▶ WHAT THIS TASK INVOLVES
From the entries below, copy out every line with "nasemkaul" in it.
══ GIVEN INFORMATION ══
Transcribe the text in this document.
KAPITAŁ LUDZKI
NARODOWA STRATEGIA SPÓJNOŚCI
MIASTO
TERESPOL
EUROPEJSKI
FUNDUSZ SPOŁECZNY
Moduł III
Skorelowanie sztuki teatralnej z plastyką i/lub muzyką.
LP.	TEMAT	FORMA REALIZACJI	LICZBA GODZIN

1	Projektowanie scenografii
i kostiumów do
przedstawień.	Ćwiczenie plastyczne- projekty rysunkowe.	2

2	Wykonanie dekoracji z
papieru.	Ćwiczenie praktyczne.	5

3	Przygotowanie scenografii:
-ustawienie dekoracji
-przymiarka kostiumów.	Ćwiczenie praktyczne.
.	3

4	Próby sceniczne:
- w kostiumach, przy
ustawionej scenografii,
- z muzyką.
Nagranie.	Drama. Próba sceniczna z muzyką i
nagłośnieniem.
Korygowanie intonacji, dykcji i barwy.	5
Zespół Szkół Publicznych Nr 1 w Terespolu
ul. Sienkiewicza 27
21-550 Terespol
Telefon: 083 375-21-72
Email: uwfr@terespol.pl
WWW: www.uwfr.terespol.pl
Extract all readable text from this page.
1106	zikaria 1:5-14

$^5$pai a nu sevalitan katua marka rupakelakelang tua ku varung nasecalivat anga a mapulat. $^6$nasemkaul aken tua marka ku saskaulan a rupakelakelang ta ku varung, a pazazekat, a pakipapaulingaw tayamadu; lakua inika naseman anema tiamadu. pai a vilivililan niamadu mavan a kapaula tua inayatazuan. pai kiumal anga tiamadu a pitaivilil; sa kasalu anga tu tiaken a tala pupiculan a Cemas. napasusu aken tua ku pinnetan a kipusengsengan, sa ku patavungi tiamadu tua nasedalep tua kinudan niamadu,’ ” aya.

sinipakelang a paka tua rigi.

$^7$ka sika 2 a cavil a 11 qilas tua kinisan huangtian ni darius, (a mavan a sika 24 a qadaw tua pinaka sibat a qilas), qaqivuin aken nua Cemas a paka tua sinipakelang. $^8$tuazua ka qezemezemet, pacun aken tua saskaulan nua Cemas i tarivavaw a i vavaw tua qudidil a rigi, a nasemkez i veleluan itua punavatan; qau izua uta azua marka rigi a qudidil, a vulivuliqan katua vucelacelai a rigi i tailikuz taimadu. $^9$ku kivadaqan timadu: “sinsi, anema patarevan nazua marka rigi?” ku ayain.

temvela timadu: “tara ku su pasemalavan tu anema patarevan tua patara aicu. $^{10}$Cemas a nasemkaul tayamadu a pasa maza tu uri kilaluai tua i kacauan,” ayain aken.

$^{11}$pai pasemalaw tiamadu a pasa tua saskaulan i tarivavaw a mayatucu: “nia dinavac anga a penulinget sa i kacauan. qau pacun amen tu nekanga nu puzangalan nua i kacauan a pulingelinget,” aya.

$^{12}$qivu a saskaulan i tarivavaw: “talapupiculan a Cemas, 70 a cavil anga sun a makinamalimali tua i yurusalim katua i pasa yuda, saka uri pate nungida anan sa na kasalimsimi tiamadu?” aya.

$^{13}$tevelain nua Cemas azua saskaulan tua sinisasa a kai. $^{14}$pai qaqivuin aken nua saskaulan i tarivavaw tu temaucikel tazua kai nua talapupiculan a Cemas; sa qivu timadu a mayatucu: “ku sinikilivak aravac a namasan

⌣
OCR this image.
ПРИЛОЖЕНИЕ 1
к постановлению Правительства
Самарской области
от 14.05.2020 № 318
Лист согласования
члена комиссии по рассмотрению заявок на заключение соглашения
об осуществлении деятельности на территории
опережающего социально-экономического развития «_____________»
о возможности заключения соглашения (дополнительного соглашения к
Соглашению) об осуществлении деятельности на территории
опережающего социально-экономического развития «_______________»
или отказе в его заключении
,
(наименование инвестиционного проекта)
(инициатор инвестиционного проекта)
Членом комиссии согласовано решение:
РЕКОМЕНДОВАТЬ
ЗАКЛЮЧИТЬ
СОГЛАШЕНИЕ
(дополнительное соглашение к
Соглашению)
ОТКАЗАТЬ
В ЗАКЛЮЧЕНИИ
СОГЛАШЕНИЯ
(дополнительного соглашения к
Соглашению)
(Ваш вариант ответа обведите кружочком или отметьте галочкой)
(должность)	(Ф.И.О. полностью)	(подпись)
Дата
═══
▶ ANSWER TO THIS PROBLEM
$^5$pai a nu sevalitan katua marka rupakelakelang tua ku varung nasecalivat anga a mapulat. $^6$nasemkaul aken tua marka ku saskaulan a rupakelakelang ta ku varung, a pazazekat, a pakipapaulingaw tayamadu; lakua inika naseman anema tiamadu. pai a vilivililan niamadu mavan a kapaula tua inayatazuan. pai kiumal anga tiamadu a pitaivilil; sa kasalu anga tu tiaken a tala pupiculan a Cemas. napasusu aken tua ku pinnetan a kipusengsengan, sa ku patavungi tiamadu tua nasedalep tua kinudan niamadu,’ ” aya.
temvela timadu: “tara ku su pasemalavan tu anema patarevan tua patara aicu. $^{10}$Cemas a nasemkaul tayamadu a pasa maza tu uri kilaluai tua i kacauan,” ayain aken.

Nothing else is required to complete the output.